*** Data extract

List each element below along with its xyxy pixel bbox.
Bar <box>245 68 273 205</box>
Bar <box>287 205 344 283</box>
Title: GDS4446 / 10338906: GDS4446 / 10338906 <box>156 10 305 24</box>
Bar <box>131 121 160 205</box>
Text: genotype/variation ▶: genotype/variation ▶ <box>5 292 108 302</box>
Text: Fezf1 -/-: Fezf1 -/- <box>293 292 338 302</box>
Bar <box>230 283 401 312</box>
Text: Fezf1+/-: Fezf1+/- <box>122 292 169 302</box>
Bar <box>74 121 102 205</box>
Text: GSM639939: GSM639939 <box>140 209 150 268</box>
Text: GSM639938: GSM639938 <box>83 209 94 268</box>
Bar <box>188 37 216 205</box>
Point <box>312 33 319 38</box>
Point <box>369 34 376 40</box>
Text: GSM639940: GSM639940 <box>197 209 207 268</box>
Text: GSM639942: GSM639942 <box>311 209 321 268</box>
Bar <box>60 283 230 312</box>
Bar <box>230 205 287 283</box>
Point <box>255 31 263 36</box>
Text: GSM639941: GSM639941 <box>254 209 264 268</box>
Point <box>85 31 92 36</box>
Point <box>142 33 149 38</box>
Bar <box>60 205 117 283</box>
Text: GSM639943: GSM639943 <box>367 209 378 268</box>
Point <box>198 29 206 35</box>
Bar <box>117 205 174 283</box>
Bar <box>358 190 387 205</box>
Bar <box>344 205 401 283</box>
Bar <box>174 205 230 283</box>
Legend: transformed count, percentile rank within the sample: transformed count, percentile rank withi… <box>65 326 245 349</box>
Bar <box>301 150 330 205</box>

******

■ Written instruction
Pull out every line above that contains the string "Point", matching case exactly.

■ The result
Point <box>312 33 319 38</box>
Point <box>369 34 376 40</box>
Point <box>255 31 263 36</box>
Point <box>85 31 92 36</box>
Point <box>142 33 149 38</box>
Point <box>198 29 206 35</box>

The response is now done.